● Your task
Output a single figure: the number of lines in which the word "structured" appears.
::: Supplied data :::
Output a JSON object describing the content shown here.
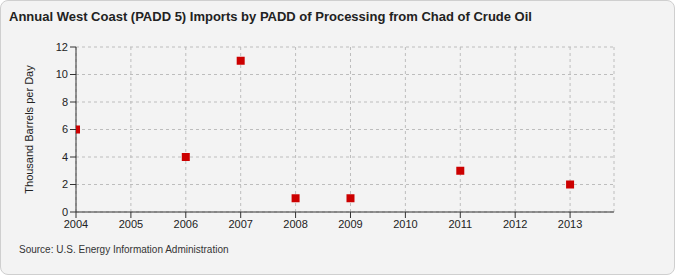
{
  "chart_data": {
    "type": "scatter",
    "title": "Annual West Coast (PADD 5) Imports by PADD of Processing from Chad of Crude Oil",
    "y_label": "Thousand Barrels per Day",
    "source": "Source: U.S. Energy Information Administration",
    "x": [
      2004,
      2006,
      2007,
      2008,
      2009,
      2011,
      2013
    ],
    "values": [
      6,
      4,
      11,
      1,
      1,
      3,
      2
    ],
    "color": "#cc0000",
    "marker": "square",
    "xlim": [
      2004,
      2013.8
    ],
    "xticks": [
      2004,
      2005,
      2006,
      2007,
      2008,
      2009,
      2010,
      2011,
      2012,
      2013
    ],
    "ylim": [
      0,
      12
    ],
    "yticks": [
      0,
      2,
      4,
      6,
      8,
      10,
      12
    ],
    "grid": true
  }
}
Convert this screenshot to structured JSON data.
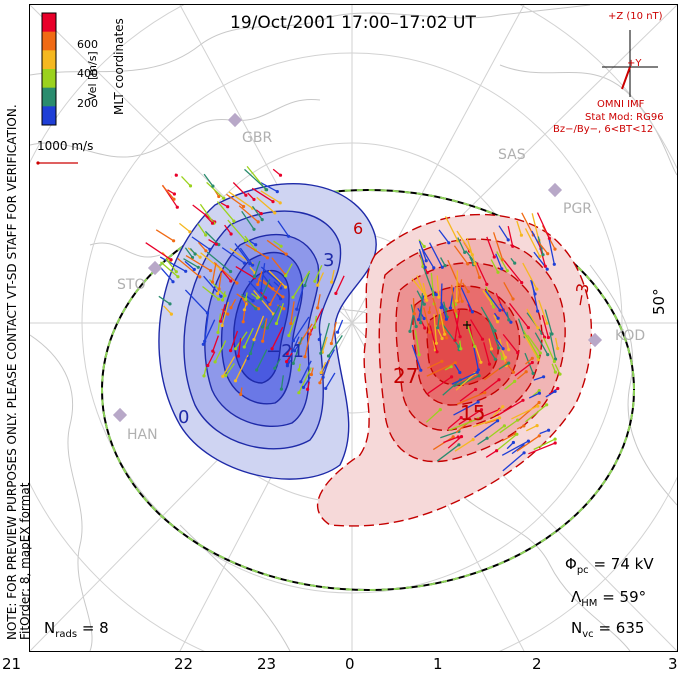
{
  "title": "19/Oct/2001  17:00–17:02 UT",
  "side_note": {
    "line1": "NOTE: FOR PREVIEW PURPOSES ONLY. PLEASE CONTACT VT-SD STAFF FOR VERIFICATION.",
    "line2": "FitOrder: 8, mapEX format"
  },
  "colorbar": {
    "coord_label": "MLT coordinates",
    "vel_label": "Vel [m/s]",
    "ticks": [
      "600",
      "400",
      "200"
    ],
    "colors": [
      "#e8002a",
      "#f06a14",
      "#f5b820",
      "#9bd21e",
      "#2a8c6e",
      "#1f3fd6"
    ]
  },
  "vector_scale": {
    "label": "1000 m/s"
  },
  "imf": {
    "bz_label": "+Z (10 nT)",
    "by_label": "+Y",
    "source": "OMNI IMF",
    "stat_mod": "Stat Mod: RG96",
    "condition": "Bz−/By−, 6<BT<12"
  },
  "latitude_label": "50°",
  "mlt_ticks": [
    "21",
    "22",
    "23",
    "0",
    "1",
    "2",
    "3"
  ],
  "stations": [
    "GBR",
    "SAS",
    "PGR",
    "STO",
    "KOD",
    "HAN"
  ],
  "contour_labels": {
    "neg": [
      "−21",
      "3",
      "0"
    ],
    "pos": [
      "27",
      "15",
      "6",
      "−3"
    ]
  },
  "stats": {
    "phi_pc": "74 kV",
    "phi_label": "Φ",
    "phi_sub": "pc",
    "lambda_hm": "59°",
    "lambda_label": "Λ",
    "lambda_sub": "HM",
    "n_vc": "635",
    "n_vc_label": "N",
    "n_vc_sub": "vc",
    "n_rads": "8",
    "n_rads_label": "N",
    "n_rads_sub": "rads"
  }
}
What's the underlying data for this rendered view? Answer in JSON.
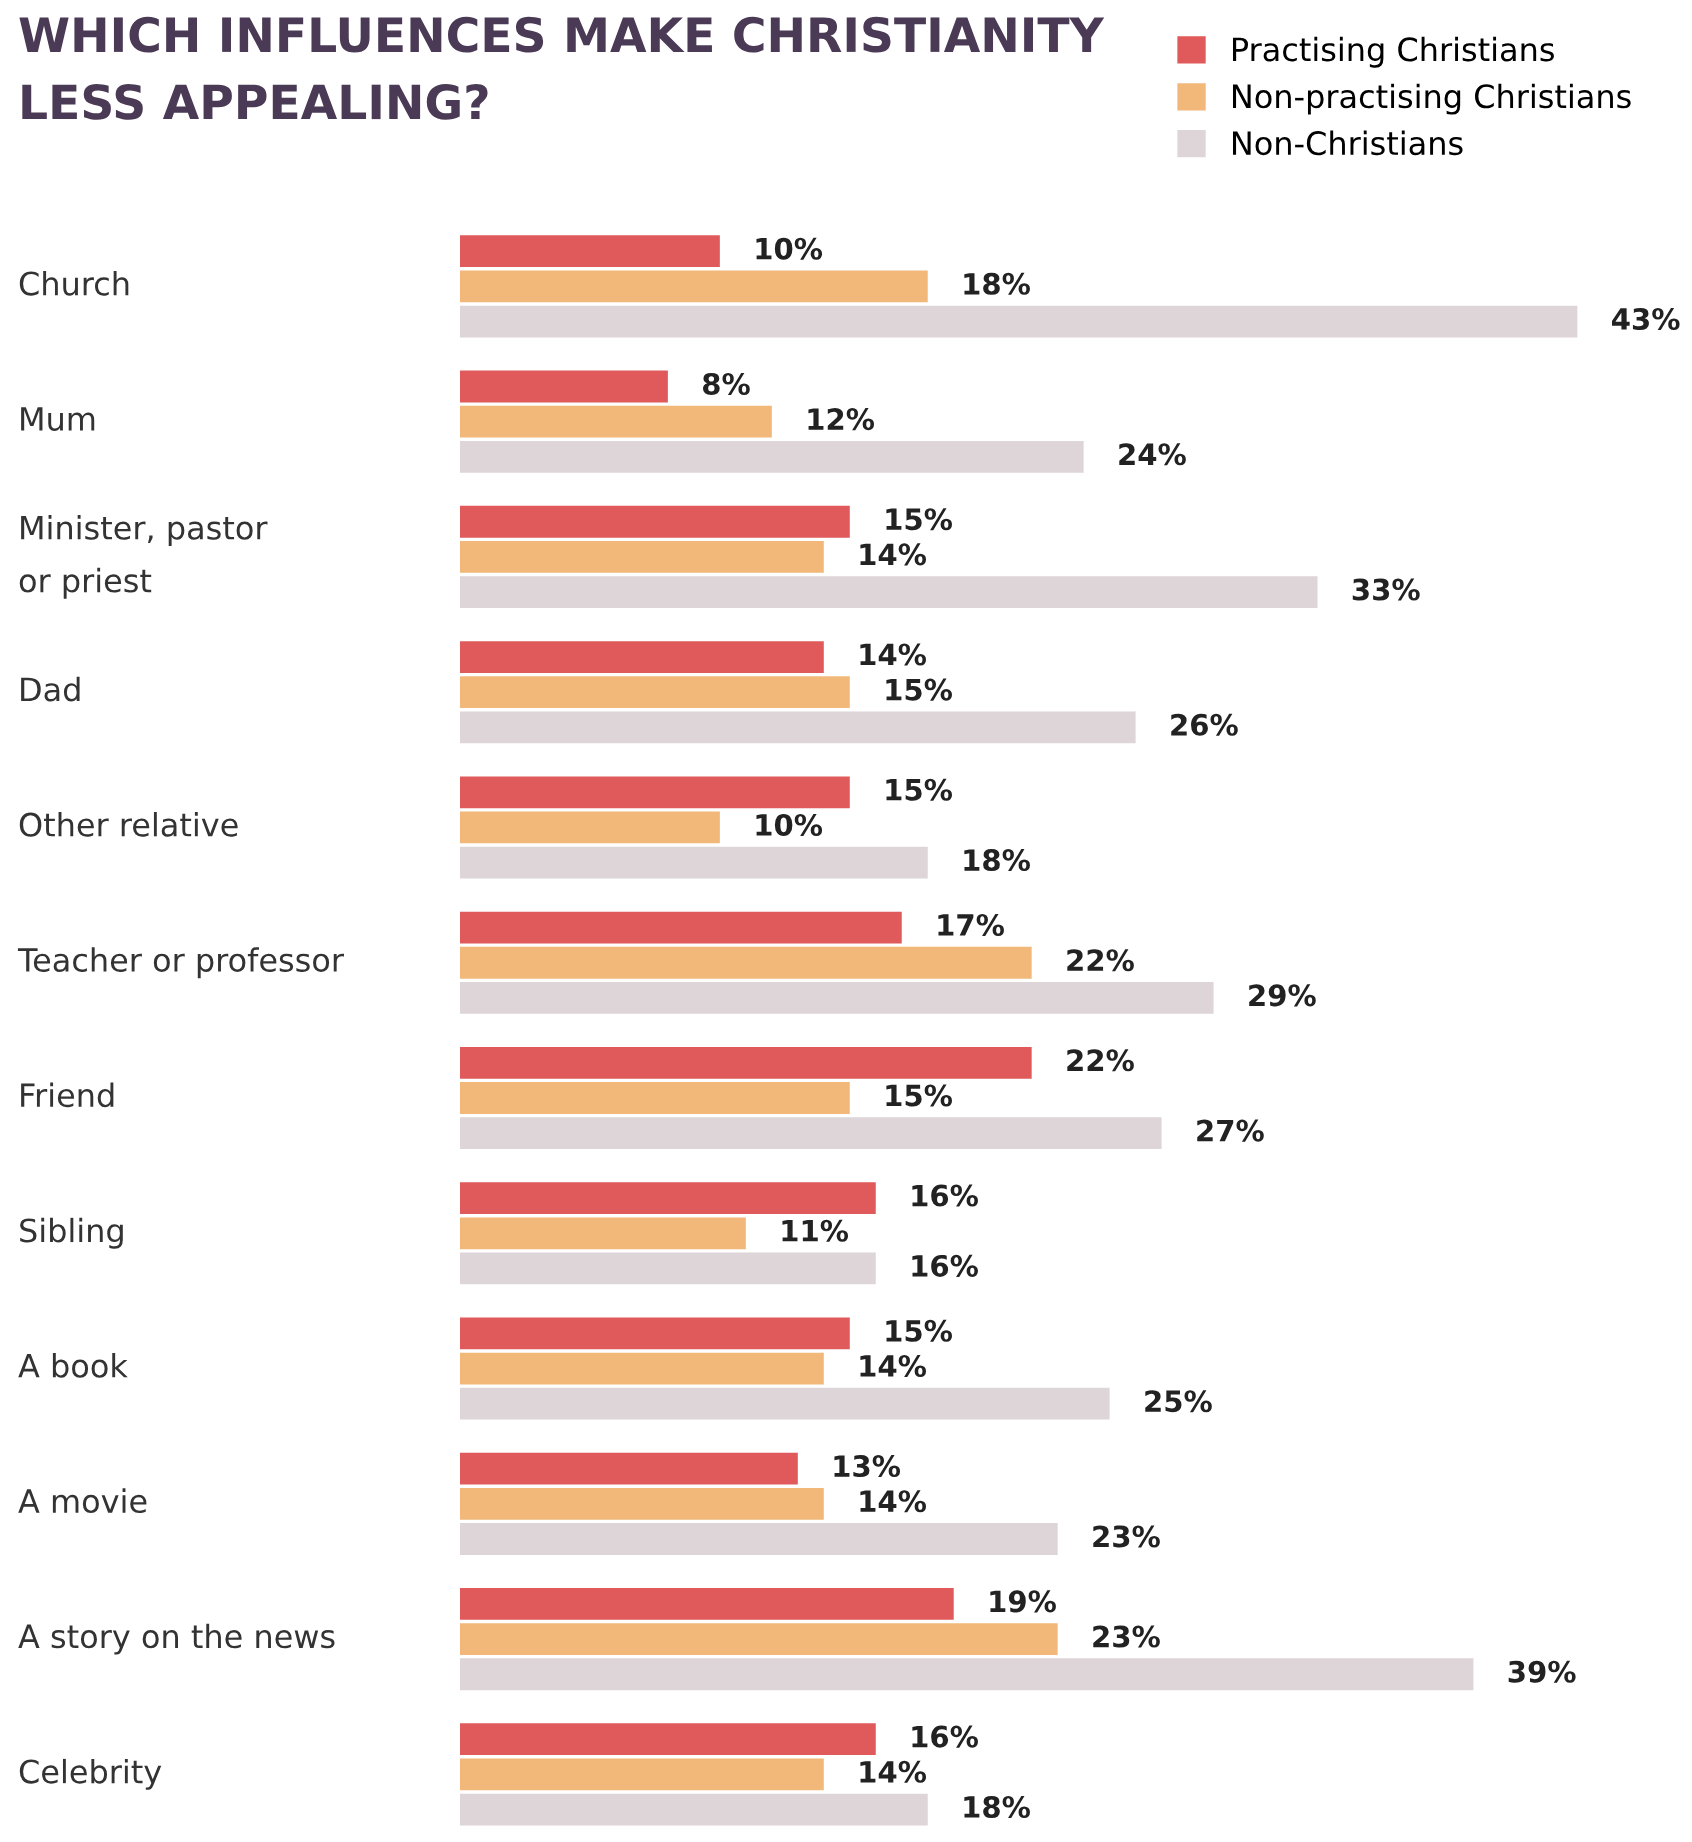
{
  "chart_data": {
    "type": "bar",
    "orientation": "horizontal",
    "title": "WHICH INFLUENCES MAKE CHRISTIANITY\nLESS APPEALING?",
    "categories": [
      "Church",
      "Mum",
      "Minister, pastor\nor priest",
      "Dad",
      "Other relative",
      "Teacher or professor",
      "Friend",
      "Sibling",
      "A book",
      "A movie",
      "A story on the news",
      "Celebrity"
    ],
    "series": [
      {
        "name": "Practising Christians",
        "color": "#e05a5b",
        "values": [
          10,
          8,
          15,
          14,
          15,
          17,
          22,
          16,
          15,
          13,
          19,
          16
        ],
        "value_labels": [
          "10%",
          "8%",
          "15%",
          "14%",
          "15%",
          "17%",
          "22%",
          "16%",
          "15%",
          "13%",
          "19%",
          "16%"
        ]
      },
      {
        "name": "Non-practising Christians",
        "color": "#f2b87a",
        "values": [
          18,
          12,
          14,
          15,
          10,
          22,
          15,
          11,
          14,
          14,
          23,
          14
        ],
        "value_labels": [
          "18%",
          "12%",
          "14%",
          "15%",
          "10%",
          "22%",
          "15%",
          "11%",
          "14%",
          "14%",
          "23%",
          "14%"
        ]
      },
      {
        "name": "Non-Christians",
        "color": "#ddd5d7",
        "values": [
          43,
          24,
          33,
          26,
          18,
          29,
          27,
          16,
          25,
          23,
          39,
          18
        ],
        "value_labels": [
          "43%",
          "24%",
          "33%",
          "26%",
          "18%",
          "29%",
          "27%",
          "16%",
          "25%",
          "23%",
          "39%",
          "18%"
        ]
      }
    ],
    "legend": "top right"
  }
}
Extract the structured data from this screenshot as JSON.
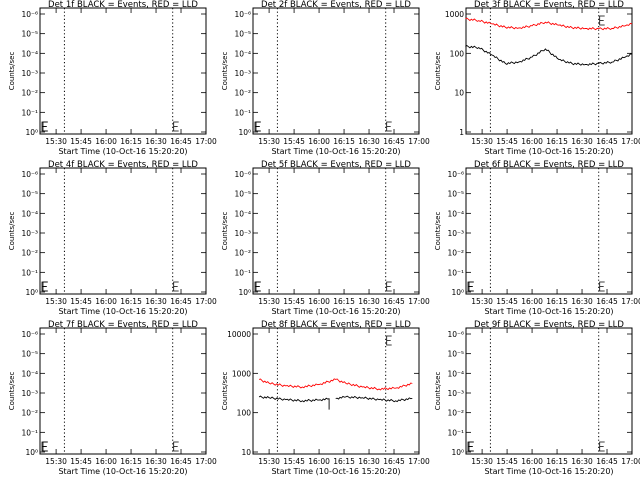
{
  "figure": {
    "background": "#ffffff",
    "colors": {
      "events": "#000000",
      "lld": "#ff0000"
    }
  },
  "chart_data": [
    {
      "type": "line",
      "title": "Det 1f BLACK = Events, RED = LLD",
      "xlabel": "Start Time (10-Oct-16 15:20:20)",
      "ylabel": "Counts/sec",
      "x_ticks": [
        "15:30",
        "15:45",
        "16:00",
        "16:15",
        "16:30",
        "16:45",
        "17:00"
      ],
      "x_range": [
        "15:20:20",
        "17:00:00"
      ],
      "y_ticks": [
        "10⁰",
        "10⁻¹",
        "10⁻²",
        "10⁻³",
        "10⁻⁴",
        "10⁻⁵",
        "10⁻⁶"
      ],
      "yscale": "log",
      "markers": [
        "15:35:00",
        "16:40:00"
      ],
      "series": []
    },
    {
      "type": "line",
      "title": "Det 2f BLACK = Events, RED = LLD",
      "xlabel": "Start Time (10-Oct-16 15:20:20)",
      "ylabel": "Counts/sec",
      "x_ticks": [
        "15:30",
        "15:45",
        "16:00",
        "16:15",
        "16:30",
        "16:45",
        "17:00"
      ],
      "x_range": [
        "15:20:20",
        "17:00:00"
      ],
      "y_ticks": [
        "10⁰",
        "10⁻¹",
        "10⁻²",
        "10⁻³",
        "10⁻⁴",
        "10⁻⁵",
        "10⁻⁶"
      ],
      "yscale": "log",
      "markers": [
        "15:35:00",
        "16:40:00"
      ],
      "series": []
    },
    {
      "type": "line",
      "title": "Det 3f BLACK = Events, RED = LLD",
      "xlabel": "Start Time (10-Oct-16 15:20:20)",
      "ylabel": "Counts/sec",
      "x_ticks": [
        "15:30",
        "15:45",
        "16:00",
        "16:15",
        "16:30",
        "16:45",
        "17:00"
      ],
      "x_range": [
        "15:20:20",
        "17:00:00"
      ],
      "y_ticks": [
        "1",
        "10",
        "100",
        "1000"
      ],
      "yscale": "log",
      "ylim": [
        1,
        1000
      ],
      "markers": [
        "15:35:00",
        "16:40:00"
      ],
      "series": [
        {
          "color": "#ff0000",
          "x": [
            "15:20",
            "15:28",
            "15:36",
            "15:44",
            "15:52",
            "16:00",
            "16:08",
            "16:16",
            "16:24",
            "16:32",
            "16:40",
            "16:48",
            "16:56",
            "17:00"
          ],
          "y": [
            750,
            680,
            560,
            460,
            440,
            500,
            620,
            520,
            450,
            430,
            420,
            430,
            500,
            560
          ]
        },
        {
          "color": "#000000",
          "x": [
            "15:20",
            "15:28",
            "15:36",
            "15:44",
            "15:52",
            "16:00",
            "16:08",
            "16:16",
            "16:24",
            "16:32",
            "16:40",
            "16:48",
            "16:56",
            "17:00"
          ],
          "y": [
            150,
            140,
            90,
            55,
            60,
            80,
            130,
            70,
            55,
            52,
            55,
            60,
            80,
            95
          ]
        }
      ]
    },
    {
      "type": "line",
      "title": "Det 4f BLACK = Events, RED = LLD",
      "xlabel": "Start Time (10-Oct-16 15:20:20)",
      "ylabel": "Counts/sec",
      "x_ticks": [
        "15:30",
        "15:45",
        "16:00",
        "16:15",
        "16:30",
        "16:45",
        "17:00"
      ],
      "x_range": [
        "15:20:20",
        "17:00:00"
      ],
      "y_ticks": [
        "10⁰",
        "10⁻¹",
        "10⁻²",
        "10⁻³",
        "10⁻⁴",
        "10⁻⁵",
        "10⁻⁶"
      ],
      "yscale": "log",
      "markers": [
        "15:35:00",
        "16:40:00"
      ],
      "series": []
    },
    {
      "type": "line",
      "title": "Det 5f BLACK = Events, RED = LLD",
      "xlabel": "Start Time (10-Oct-16 15:20:20)",
      "ylabel": "Counts/sec",
      "x_ticks": [
        "15:30",
        "15:45",
        "16:00",
        "16:15",
        "16:30",
        "16:45",
        "17:00"
      ],
      "x_range": [
        "15:20:20",
        "17:00:00"
      ],
      "y_ticks": [
        "10⁰",
        "10⁻¹",
        "10⁻²",
        "10⁻³",
        "10⁻⁴",
        "10⁻⁵",
        "10⁻⁶"
      ],
      "yscale": "log",
      "markers": [
        "15:35:00",
        "16:40:00"
      ],
      "series": []
    },
    {
      "type": "line",
      "title": "Det 6f BLACK = Events, RED = LLD",
      "xlabel": "Start Time (10-Oct-16 15:20:20)",
      "ylabel": "Counts/sec",
      "x_ticks": [
        "15:30",
        "15:45",
        "16:00",
        "16:15",
        "16:30",
        "16:45",
        "17:00"
      ],
      "x_range": [
        "15:20:20",
        "17:00:00"
      ],
      "y_ticks": [
        "10⁰",
        "10⁻¹",
        "10⁻²",
        "10⁻³",
        "10⁻⁴",
        "10⁻⁵",
        "10⁻⁶"
      ],
      "yscale": "log",
      "markers": [
        "15:35:00",
        "16:40:00"
      ],
      "series": []
    },
    {
      "type": "line",
      "title": "Det 7f BLACK = Events, RED = LLD",
      "xlabel": "Start Time (10-Oct-16 15:20:20)",
      "ylabel": "Counts/sec",
      "x_ticks": [
        "15:30",
        "15:45",
        "16:00",
        "16:15",
        "16:30",
        "16:45",
        "17:00"
      ],
      "x_range": [
        "15:20:20",
        "17:00:00"
      ],
      "y_ticks": [
        "10⁰",
        "10⁻¹",
        "10⁻²",
        "10⁻³",
        "10⁻⁴",
        "10⁻⁵",
        "10⁻⁶"
      ],
      "yscale": "log",
      "markers": [
        "15:35:00",
        "16:40:00"
      ],
      "series": []
    },
    {
      "type": "line",
      "title": "Det 8f BLACK = Events, RED = LLD",
      "xlabel": "Start Time (10-Oct-16 15:20:20)",
      "ylabel": "Counts/sec",
      "x_ticks": [
        "15:30",
        "15:45",
        "16:00",
        "16:15",
        "16:30",
        "16:45",
        "17:00"
      ],
      "x_range": [
        "15:20:20",
        "17:00:00"
      ],
      "y_ticks": [
        "10",
        "100",
        "1000",
        "10000"
      ],
      "yscale": "log",
      "ylim": [
        10,
        10000
      ],
      "markers": [
        "15:35:00",
        "16:40:00"
      ],
      "series": [
        {
          "color": "#ff0000",
          "x": [
            "15:24",
            "15:30",
            "15:40",
            "15:50",
            "16:00",
            "16:10",
            "16:16",
            "16:26",
            "16:36",
            "16:46",
            "16:56"
          ],
          "y": [
            700,
            560,
            480,
            450,
            520,
            700,
            560,
            450,
            400,
            420,
            550
          ]
        },
        {
          "color": "#000000",
          "x": [
            "15:24",
            "15:30",
            "15:40",
            "15:50",
            "16:00",
            "16:06",
            "16:06",
            "16:06",
            "16:10",
            "16:10",
            "16:16",
            "16:26",
            "16:36",
            "16:46",
            "16:56"
          ],
          "y": [
            250,
            240,
            215,
            200,
            210,
            225,
            120,
            225,
            null,
            230,
            250,
            240,
            215,
            200,
            230
          ]
        }
      ]
    },
    {
      "type": "line",
      "title": "Det 9f BLACK = Events, RED = LLD",
      "xlabel": "Start Time (10-Oct-16 15:20:20)",
      "ylabel": "Counts/sec",
      "x_ticks": [
        "15:30",
        "15:45",
        "16:00",
        "16:15",
        "16:30",
        "16:45",
        "17:00"
      ],
      "x_range": [
        "15:20:20",
        "17:00:00"
      ],
      "y_ticks": [
        "10⁰",
        "10⁻¹",
        "10⁻²",
        "10⁻³",
        "10⁻⁴",
        "10⁻⁵",
        "10⁻⁶"
      ],
      "yscale": "log",
      "markers": [
        "15:35:00",
        "16:40:00"
      ],
      "series": []
    }
  ]
}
:::
● In response
2